_WHAT TO PRODUCE_
Locate each line of the material that contains "Katilmiyorum", then return it.

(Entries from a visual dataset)
================
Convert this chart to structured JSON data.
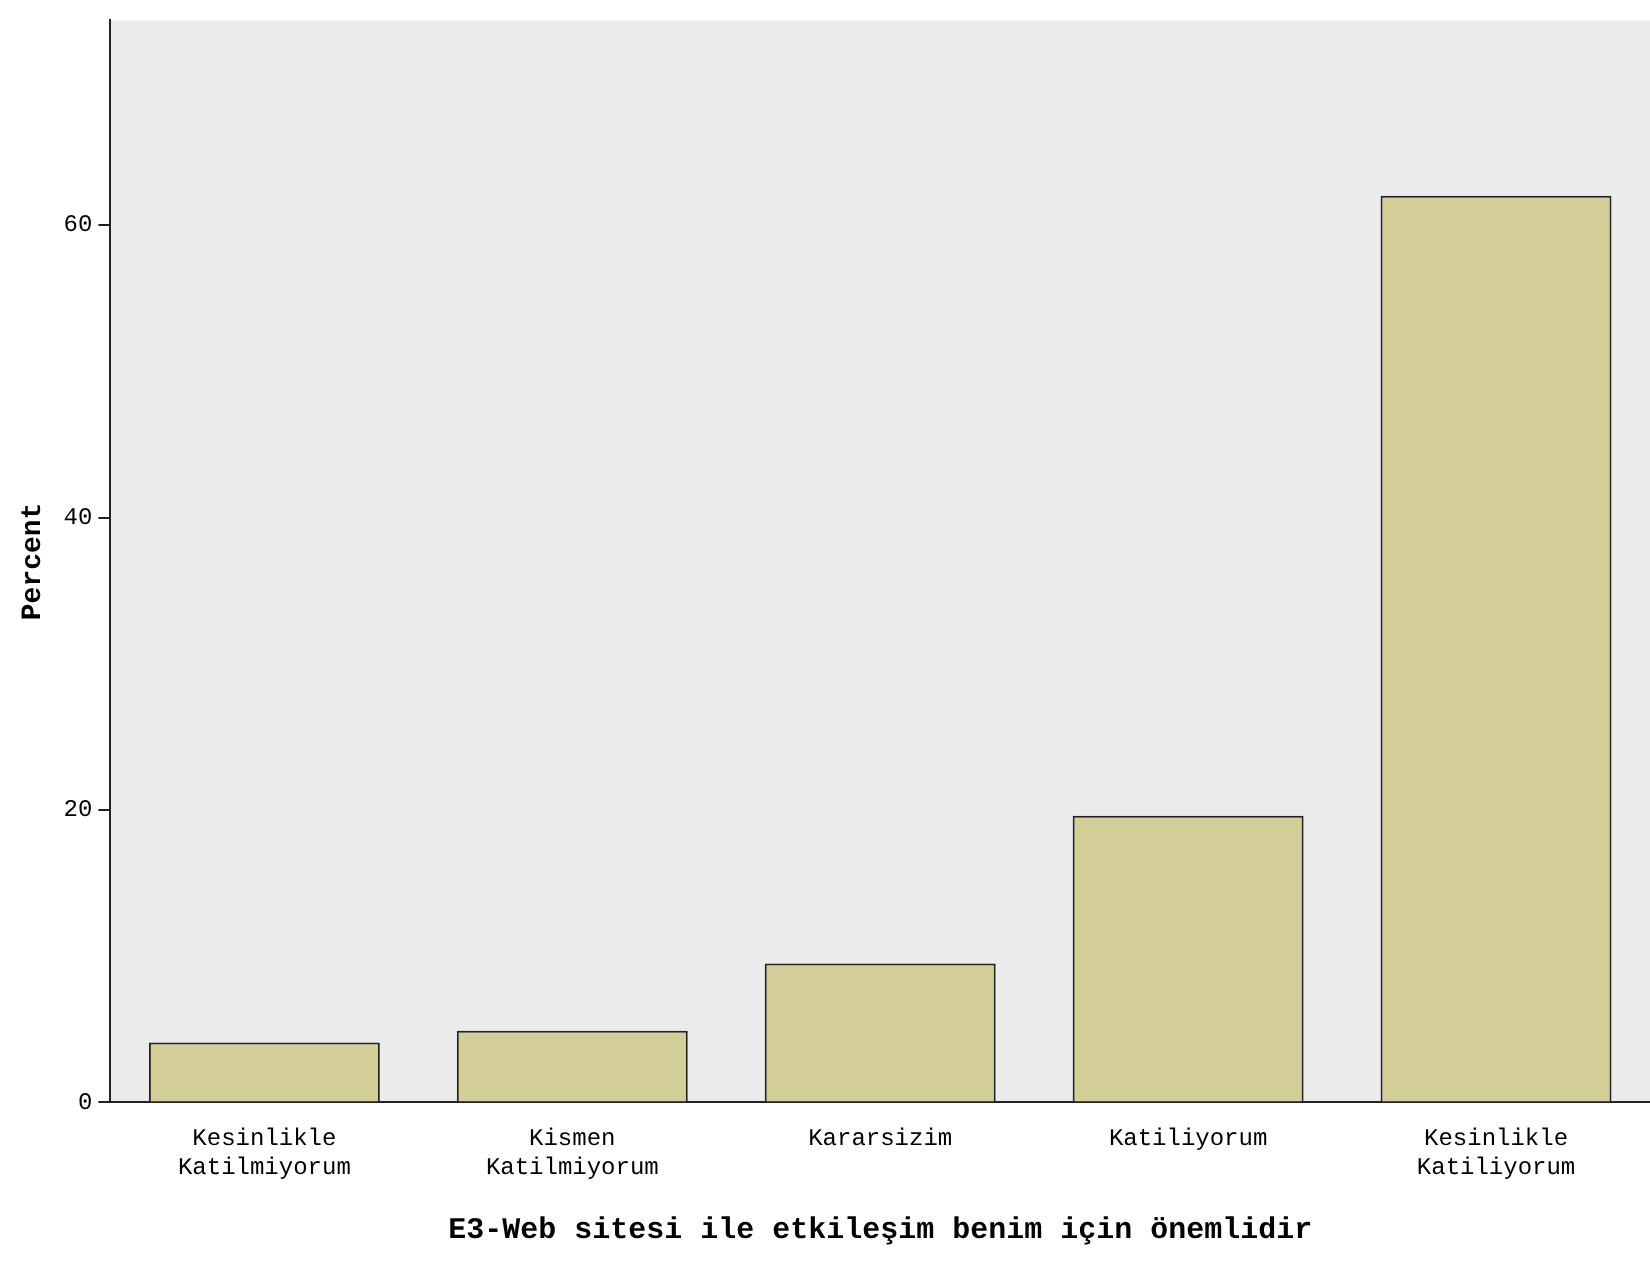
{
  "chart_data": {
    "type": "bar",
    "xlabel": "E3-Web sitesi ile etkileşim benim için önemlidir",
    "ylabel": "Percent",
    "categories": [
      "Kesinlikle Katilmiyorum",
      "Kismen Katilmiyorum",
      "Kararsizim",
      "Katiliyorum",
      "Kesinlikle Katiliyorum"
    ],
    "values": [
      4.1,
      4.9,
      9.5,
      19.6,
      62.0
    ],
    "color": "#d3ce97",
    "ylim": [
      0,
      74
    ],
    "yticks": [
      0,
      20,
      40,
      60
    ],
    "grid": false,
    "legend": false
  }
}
================
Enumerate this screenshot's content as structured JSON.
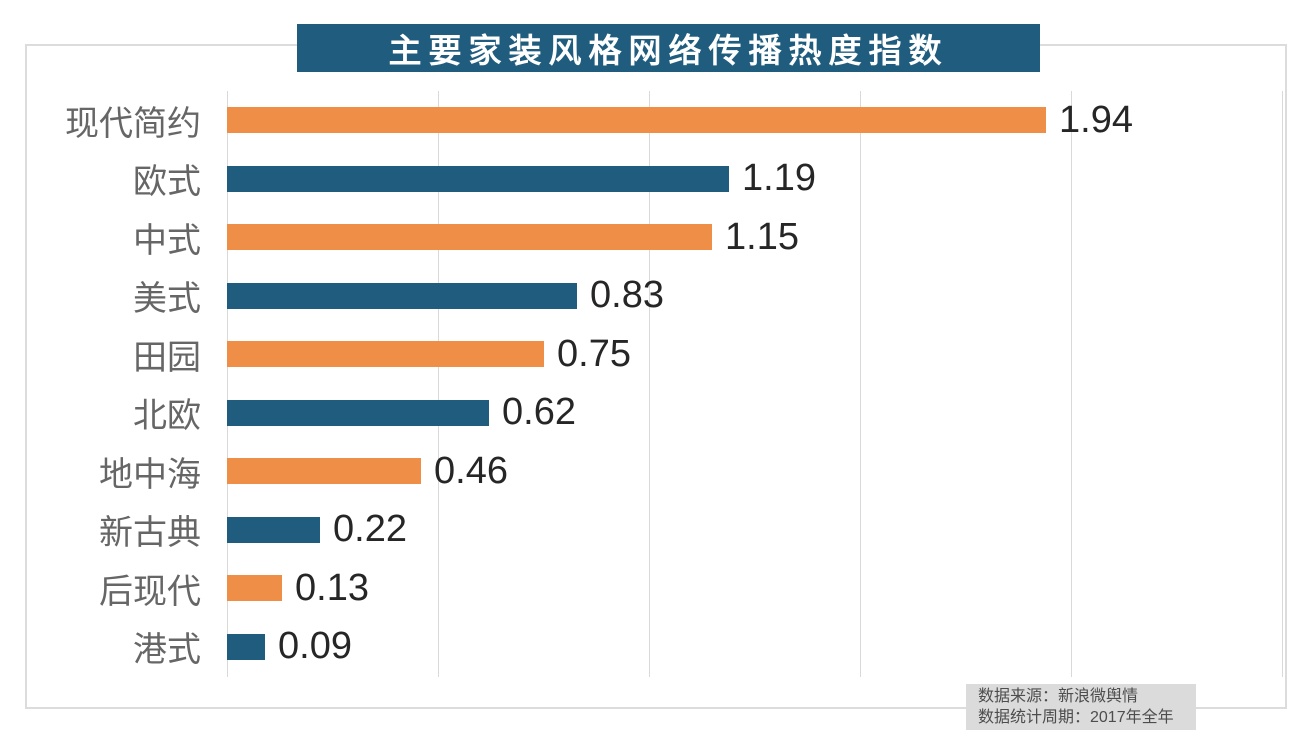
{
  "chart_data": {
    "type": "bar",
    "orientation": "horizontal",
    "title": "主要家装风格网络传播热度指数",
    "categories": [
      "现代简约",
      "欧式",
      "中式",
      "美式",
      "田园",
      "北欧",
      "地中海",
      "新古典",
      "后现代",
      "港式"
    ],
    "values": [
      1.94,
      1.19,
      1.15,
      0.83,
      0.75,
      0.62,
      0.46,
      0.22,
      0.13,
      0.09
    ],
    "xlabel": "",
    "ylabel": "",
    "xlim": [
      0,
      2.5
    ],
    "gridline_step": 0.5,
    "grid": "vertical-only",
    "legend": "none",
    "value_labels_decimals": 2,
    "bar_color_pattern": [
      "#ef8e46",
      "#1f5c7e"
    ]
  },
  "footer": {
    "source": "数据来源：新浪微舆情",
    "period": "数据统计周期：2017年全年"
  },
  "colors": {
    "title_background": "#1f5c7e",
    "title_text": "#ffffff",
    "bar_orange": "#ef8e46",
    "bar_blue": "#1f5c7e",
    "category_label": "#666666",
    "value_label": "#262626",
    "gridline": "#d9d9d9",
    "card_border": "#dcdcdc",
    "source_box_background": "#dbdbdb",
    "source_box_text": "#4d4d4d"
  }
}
================
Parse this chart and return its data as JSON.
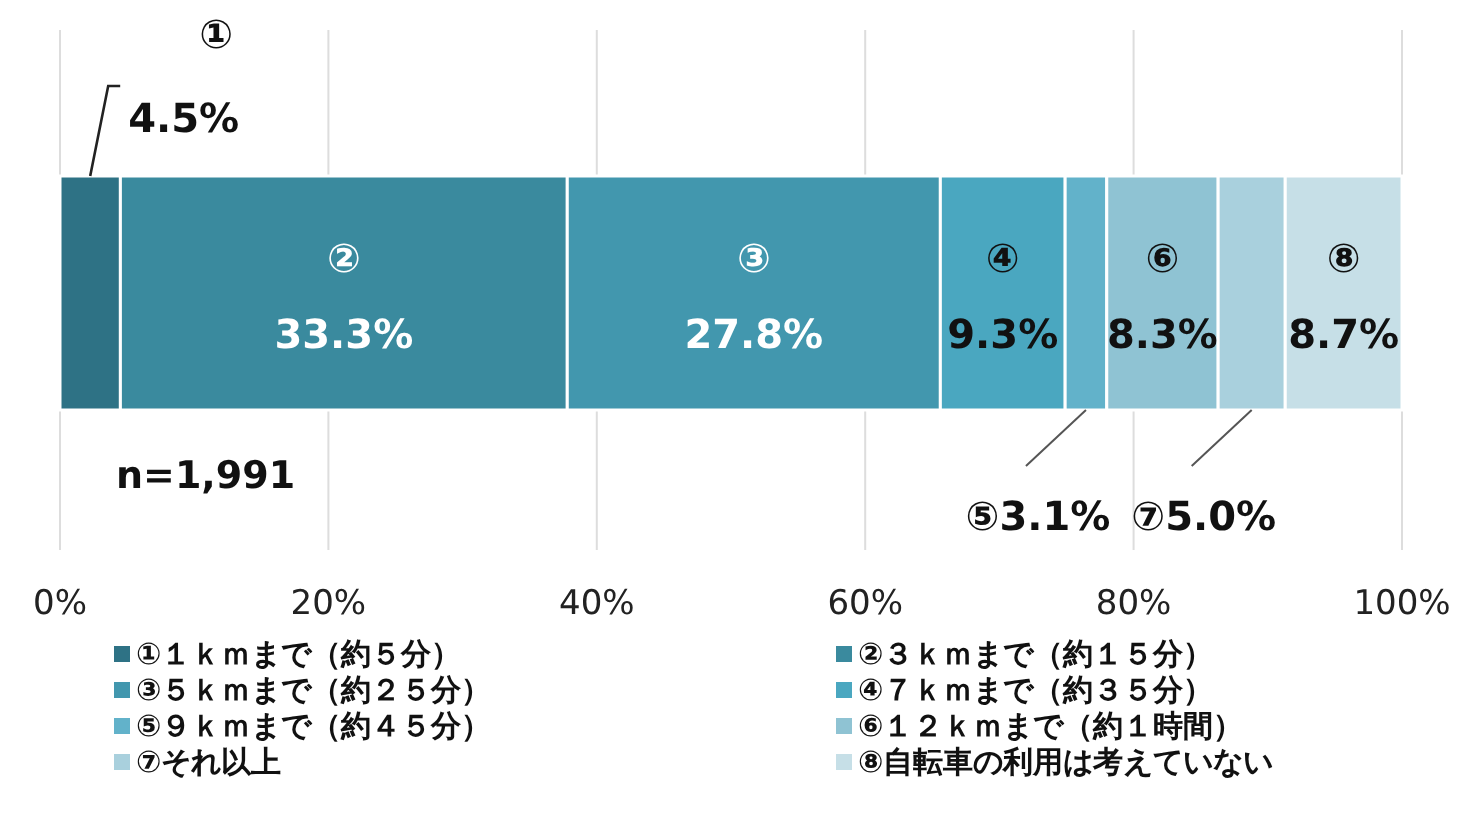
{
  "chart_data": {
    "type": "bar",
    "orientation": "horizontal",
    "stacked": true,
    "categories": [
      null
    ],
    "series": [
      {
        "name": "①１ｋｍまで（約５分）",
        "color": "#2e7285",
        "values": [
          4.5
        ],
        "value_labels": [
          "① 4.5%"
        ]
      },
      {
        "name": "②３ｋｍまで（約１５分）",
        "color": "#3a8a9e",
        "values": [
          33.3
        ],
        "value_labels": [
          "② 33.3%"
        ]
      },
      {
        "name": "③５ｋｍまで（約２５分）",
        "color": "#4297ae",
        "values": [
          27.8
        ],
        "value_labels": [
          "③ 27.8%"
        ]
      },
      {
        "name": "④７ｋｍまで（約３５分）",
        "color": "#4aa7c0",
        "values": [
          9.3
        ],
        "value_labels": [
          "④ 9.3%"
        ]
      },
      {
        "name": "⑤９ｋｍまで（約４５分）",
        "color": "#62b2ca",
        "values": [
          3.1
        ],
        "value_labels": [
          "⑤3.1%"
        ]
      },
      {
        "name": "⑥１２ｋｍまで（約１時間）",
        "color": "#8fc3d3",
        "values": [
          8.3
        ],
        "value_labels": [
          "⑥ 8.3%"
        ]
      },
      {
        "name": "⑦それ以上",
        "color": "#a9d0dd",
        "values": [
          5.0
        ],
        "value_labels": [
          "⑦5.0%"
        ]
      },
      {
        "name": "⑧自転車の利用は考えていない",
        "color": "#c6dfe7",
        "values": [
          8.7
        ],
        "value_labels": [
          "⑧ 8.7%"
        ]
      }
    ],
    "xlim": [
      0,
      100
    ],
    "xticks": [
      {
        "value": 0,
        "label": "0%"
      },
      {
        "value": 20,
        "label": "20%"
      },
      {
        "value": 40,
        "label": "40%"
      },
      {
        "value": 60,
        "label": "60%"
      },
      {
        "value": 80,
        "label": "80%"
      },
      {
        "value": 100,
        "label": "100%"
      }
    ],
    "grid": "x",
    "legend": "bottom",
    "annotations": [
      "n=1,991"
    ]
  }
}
================
_EXERCISE RESPONSE_
      "Kesinlikle Katilmiyorum",
      "Kismen Katilmiyorum",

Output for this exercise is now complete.